## Task goal
Retype the material in full, keeping every word the same.

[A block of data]
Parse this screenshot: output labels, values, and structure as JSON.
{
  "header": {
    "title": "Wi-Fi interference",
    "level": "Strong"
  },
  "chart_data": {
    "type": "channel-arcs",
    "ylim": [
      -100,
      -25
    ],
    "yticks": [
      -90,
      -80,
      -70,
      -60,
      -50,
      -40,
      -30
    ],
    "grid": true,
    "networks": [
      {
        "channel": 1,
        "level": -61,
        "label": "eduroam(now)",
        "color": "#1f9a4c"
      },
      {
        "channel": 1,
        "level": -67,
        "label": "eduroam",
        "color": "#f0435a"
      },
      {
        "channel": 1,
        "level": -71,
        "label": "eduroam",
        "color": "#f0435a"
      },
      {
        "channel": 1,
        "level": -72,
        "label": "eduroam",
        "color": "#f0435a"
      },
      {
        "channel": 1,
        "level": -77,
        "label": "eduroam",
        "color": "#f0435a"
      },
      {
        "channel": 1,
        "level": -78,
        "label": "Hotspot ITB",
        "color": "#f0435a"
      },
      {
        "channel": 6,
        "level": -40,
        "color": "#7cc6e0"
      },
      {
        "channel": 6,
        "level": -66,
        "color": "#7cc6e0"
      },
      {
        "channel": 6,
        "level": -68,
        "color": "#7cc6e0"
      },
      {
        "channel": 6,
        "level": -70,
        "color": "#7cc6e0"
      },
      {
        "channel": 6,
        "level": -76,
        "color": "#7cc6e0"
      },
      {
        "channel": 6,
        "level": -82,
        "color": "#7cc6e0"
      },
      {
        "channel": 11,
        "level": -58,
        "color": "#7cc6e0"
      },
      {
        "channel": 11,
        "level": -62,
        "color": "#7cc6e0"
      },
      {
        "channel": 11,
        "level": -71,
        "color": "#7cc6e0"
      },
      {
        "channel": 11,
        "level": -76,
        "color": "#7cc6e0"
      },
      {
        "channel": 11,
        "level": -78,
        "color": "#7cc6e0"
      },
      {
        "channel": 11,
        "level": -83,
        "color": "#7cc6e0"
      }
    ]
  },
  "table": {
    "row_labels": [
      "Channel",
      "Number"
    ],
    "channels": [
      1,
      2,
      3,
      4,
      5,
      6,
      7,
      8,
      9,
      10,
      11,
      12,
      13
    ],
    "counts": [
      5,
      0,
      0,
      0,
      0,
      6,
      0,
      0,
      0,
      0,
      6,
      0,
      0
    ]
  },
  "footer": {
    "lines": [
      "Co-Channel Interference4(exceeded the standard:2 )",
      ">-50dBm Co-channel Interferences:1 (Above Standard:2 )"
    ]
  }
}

## Solved problem
Parse this screenshot: output labels, values, and structure as JSON.
{
  "header": {
    "title": "Wi-Fi interference",
    "level": "Strong"
  },
  "chart_data": {
    "type": "channel-arcs",
    "ylim": [
      -100,
      -25
    ],
    "yticks": [
      -90,
      -80,
      -70,
      -60,
      -50,
      -40,
      -30
    ],
    "grid": true,
    "networks": [
      {
        "channel": 1,
        "level": -61,
        "label": "eduroam(now)",
        "color": "#1f9a4c"
      },
      {
        "channel": 1,
        "level": -67,
        "label": "eduroam",
        "color": "#f0435a"
      },
      {
        "channel": 1,
        "level": -71,
        "label": "eduroam",
        "color": "#f0435a"
      },
      {
        "channel": 1,
        "level": -72,
        "label": "eduroam",
        "color": "#f0435a"
      },
      {
        "channel": 1,
        "level": -77,
        "label": "eduroam",
        "color": "#f0435a"
      },
      {
        "channel": 1,
        "level": -78,
        "label": "Hotspot ITB",
        "color": "#f0435a"
      },
      {
        "channel": 6,
        "level": -40,
        "color": "#7cc6e0"
      },
      {
        "channel": 6,
        "level": -66,
        "color": "#7cc6e0"
      },
      {
        "channel": 6,
        "level": -68,
        "color": "#7cc6e0"
      },
      {
        "channel": 6,
        "level": -70,
        "color": "#7cc6e0"
      },
      {
        "channel": 6,
        "level": -76,
        "color": "#7cc6e0"
      },
      {
        "channel": 6,
        "level": -82,
        "color": "#7cc6e0"
      },
      {
        "channel": 11,
        "level": -58,
        "color": "#7cc6e0"
      },
      {
        "channel": 11,
        "level": -62,
        "color": "#7cc6e0"
      },
      {
        "channel": 11,
        "level": -71,
        "color": "#7cc6e0"
      },
      {
        "channel": 11,
        "level": -76,
        "color": "#7cc6e0"
      },
      {
        "channel": 11,
        "level": -78,
        "color": "#7cc6e0"
      },
      {
        "channel": 11,
        "level": -83,
        "color": "#7cc6e0"
      }
    ]
  },
  "table": {
    "row_labels": [
      "Channel",
      "Number"
    ],
    "channels": [
      1,
      2,
      3,
      4,
      5,
      6,
      7,
      8,
      9,
      10,
      11,
      12,
      13
    ],
    "counts": [
      5,
      0,
      0,
      0,
      0,
      6,
      0,
      0,
      0,
      0,
      6,
      0,
      0
    ]
  },
  "footer": {
    "lines": [
      "Co-Channel Interference4(exceeded the standard:2 )",
      ">-50dBm Co-channel Interferences:1 (Above Standard:2 )"
    ]
  }
}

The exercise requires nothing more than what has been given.